Problem requirements:
Locate all lines in the data below that hold "JSON" and show them.

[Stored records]
* start *

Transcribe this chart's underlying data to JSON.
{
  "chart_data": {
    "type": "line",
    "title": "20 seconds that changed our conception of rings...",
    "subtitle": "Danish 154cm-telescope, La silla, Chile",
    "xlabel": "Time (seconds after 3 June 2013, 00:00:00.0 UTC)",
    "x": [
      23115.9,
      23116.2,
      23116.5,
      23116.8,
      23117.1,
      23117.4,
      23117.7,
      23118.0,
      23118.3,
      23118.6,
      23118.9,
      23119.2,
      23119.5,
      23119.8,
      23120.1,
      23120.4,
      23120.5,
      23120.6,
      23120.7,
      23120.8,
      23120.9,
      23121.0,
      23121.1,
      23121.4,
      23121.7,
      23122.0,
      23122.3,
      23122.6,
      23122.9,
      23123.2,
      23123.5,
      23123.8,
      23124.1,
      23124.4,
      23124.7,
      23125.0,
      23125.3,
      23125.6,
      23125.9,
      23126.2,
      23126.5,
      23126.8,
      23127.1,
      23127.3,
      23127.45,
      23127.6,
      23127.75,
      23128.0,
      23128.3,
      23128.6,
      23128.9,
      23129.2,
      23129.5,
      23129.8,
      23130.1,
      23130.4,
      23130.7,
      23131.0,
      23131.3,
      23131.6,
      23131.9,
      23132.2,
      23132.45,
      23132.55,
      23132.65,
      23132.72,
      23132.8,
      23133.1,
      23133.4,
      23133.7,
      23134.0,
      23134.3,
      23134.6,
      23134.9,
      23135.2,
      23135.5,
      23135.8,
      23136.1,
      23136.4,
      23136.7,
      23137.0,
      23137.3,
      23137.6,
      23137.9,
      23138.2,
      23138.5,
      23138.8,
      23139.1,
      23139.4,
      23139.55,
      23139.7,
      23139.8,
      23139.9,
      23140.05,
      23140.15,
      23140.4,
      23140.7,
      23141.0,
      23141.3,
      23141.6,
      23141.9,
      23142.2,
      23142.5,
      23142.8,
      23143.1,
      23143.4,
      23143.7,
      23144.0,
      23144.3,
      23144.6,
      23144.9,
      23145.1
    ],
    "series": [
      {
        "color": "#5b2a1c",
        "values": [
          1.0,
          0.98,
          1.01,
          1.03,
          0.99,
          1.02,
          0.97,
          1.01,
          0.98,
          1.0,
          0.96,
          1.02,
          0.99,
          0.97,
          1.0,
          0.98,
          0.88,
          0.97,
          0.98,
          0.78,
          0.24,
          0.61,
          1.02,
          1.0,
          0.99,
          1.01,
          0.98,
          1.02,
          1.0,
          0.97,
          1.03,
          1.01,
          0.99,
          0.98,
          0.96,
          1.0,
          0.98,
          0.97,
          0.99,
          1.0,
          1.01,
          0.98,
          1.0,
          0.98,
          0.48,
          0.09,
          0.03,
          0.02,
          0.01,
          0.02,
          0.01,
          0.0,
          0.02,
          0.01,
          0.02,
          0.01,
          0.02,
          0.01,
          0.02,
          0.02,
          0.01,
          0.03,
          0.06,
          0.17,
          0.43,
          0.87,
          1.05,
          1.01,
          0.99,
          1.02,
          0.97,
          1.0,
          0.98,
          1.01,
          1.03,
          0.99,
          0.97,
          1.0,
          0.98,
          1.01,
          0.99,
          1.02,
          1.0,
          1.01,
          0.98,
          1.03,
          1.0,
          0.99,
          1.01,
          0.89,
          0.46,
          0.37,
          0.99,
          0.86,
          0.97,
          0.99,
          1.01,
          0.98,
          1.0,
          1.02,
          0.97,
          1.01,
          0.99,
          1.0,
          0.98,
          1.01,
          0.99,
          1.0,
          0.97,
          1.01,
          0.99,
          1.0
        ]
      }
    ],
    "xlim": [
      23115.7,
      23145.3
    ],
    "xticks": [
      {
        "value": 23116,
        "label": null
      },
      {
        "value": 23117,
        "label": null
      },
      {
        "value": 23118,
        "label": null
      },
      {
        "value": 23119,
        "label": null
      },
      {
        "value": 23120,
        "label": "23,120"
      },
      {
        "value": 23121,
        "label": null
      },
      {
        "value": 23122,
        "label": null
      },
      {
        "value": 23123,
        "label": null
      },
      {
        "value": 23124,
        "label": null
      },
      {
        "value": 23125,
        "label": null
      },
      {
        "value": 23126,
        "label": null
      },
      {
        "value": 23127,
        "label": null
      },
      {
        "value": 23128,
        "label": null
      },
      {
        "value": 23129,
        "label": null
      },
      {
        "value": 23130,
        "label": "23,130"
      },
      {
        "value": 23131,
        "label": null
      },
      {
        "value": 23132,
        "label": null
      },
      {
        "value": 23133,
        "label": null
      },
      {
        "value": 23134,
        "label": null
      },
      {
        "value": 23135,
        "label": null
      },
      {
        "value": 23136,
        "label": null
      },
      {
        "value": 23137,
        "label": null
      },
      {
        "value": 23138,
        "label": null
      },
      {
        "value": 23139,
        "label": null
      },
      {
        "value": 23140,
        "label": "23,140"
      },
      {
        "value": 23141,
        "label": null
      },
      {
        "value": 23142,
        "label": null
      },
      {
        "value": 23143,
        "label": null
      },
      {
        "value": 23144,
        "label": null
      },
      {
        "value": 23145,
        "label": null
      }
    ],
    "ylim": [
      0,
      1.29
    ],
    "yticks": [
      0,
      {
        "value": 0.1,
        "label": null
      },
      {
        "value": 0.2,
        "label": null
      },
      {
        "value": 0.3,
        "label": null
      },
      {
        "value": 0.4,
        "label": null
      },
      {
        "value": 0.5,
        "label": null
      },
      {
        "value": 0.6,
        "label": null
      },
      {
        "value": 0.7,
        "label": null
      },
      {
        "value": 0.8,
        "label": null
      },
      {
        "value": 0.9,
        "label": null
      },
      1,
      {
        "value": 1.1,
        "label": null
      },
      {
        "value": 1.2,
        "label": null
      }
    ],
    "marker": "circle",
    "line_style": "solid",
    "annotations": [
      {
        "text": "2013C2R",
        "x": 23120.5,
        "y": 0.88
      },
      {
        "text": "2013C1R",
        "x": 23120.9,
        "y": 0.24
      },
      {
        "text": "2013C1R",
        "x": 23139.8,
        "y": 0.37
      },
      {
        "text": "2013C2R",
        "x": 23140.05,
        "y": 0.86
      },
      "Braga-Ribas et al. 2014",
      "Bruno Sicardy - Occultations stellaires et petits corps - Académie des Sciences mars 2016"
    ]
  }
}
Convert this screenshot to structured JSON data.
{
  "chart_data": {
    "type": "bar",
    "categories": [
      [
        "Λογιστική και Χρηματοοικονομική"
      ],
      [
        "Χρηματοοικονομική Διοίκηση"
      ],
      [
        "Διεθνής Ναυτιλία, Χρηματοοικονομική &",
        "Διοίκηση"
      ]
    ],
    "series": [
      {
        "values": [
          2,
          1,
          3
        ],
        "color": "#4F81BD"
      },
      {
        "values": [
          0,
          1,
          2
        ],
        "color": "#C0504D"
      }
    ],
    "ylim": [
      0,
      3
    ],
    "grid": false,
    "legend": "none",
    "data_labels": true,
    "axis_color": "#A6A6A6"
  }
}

* end *

Solution for this exercise:
Transcribe this chart's underlying data to JSON.
Convert this screenshot to structured JSON data.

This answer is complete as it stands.